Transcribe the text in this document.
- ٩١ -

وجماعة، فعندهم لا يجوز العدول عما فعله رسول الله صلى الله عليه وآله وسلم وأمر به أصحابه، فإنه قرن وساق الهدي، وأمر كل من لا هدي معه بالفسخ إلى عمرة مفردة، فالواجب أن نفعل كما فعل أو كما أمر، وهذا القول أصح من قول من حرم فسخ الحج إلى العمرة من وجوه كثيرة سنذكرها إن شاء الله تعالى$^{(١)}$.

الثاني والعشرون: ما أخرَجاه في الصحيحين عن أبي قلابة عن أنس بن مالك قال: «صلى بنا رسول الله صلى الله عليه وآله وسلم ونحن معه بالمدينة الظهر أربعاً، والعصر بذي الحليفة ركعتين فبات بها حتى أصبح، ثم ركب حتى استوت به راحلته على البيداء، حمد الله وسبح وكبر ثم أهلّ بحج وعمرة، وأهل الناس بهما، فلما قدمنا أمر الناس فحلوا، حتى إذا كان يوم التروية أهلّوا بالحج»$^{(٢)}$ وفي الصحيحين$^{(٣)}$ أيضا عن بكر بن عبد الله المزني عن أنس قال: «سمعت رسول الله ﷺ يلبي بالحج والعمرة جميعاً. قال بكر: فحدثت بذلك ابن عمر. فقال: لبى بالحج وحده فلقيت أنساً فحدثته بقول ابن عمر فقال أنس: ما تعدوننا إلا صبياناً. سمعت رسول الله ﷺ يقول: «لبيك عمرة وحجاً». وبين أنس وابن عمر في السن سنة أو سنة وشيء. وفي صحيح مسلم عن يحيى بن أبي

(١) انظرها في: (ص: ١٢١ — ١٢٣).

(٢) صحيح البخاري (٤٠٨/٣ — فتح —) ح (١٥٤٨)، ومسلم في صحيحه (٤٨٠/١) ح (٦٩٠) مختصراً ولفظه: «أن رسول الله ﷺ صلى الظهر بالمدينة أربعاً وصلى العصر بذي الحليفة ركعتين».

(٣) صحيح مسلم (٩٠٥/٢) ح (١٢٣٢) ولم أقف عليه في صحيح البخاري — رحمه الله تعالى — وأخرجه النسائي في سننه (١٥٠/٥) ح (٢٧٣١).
##############################
Print the records above exactly as they appear.

▶ **Task output**:
Transcribe the text in this document.
- ٩١ -

وجماعة، فعندهم لا يجوز العدول عما فعله رسول الله صلى الله عليه وآله وسلم وأمر به أصحابه، فإنه قرن وساق الهدي، وأمر كل من لا هدي معه بالفسخ إلى عمرة مفردة، فالواجب أن نفعل كما فعل أو كما أمر، وهذا القول أصح من قول من حرم فسخ الحج إلى العمرة من وجوه كثيرة سنذكرها إن شاء الله تعالى$^{(١)}$.

الثاني والعشرون: ما أخرَجاه في الصحيحين عن أبي قلابة عن أنس بن مالك قال: «صلى بنا رسول الله صلى الله عليه وآله وسلم ونحن معه بالمدينة الظهر أربعاً، والعصر بذي الحليفة ركعتين فبات بها حتى أصبح، ثم ركب حتى استوت به راحلته على البيداء، حمد الله وسبح وكبر ثم أهلّ بحج وعمرة، وأهل الناس بهما، فلما قدمنا أمر الناس فحلوا، حتى إذا كان يوم التروية أهلّوا بالحج»$^{(٢)}$ وفي الصحيحين$^{(٣)}$ أيضا عن بكر بن عبد الله المزني عن أنس قال: «سمعت رسول الله ﷺ يلبي بالحج والعمرة جميعاً. قال بكر: فحدثت بذلك ابن عمر. فقال: لبى بالحج وحده فلقيت أنساً فحدثته بقول ابن عمر فقال أنس: ما تعدوننا إلا صبياناً. سمعت رسول الله ﷺ يقول: «لبيك عمرة وحجاً». وبين أنس وابن عمر في السن سنة أو سنة وشيء. وفي صحيح مسلم عن يحيى بن أبي

(١) انظرها في: (ص: ١٢١ — ١٢٣).

(٢) صحيح البخاري (٤٠٨/٣ — فتح —) ح (١٥٤٨)، ومسلم في صحيحه (٤٨٠/١) ح (٦٩٠) مختصراً ولفظه: «أن رسول الله ﷺ صلى الظهر بالمدينة أربعاً وصلى العصر بذي الحليفة ركعتين».

(٣) صحيح مسلم (٩٠٥/٢) ح (١٢٣٢) ولم أقف عليه في صحيح البخاري — رحمه الله تعالى — وأخرجه النسائي في سننه (١٥٠/٥) ح (٢٧٣١).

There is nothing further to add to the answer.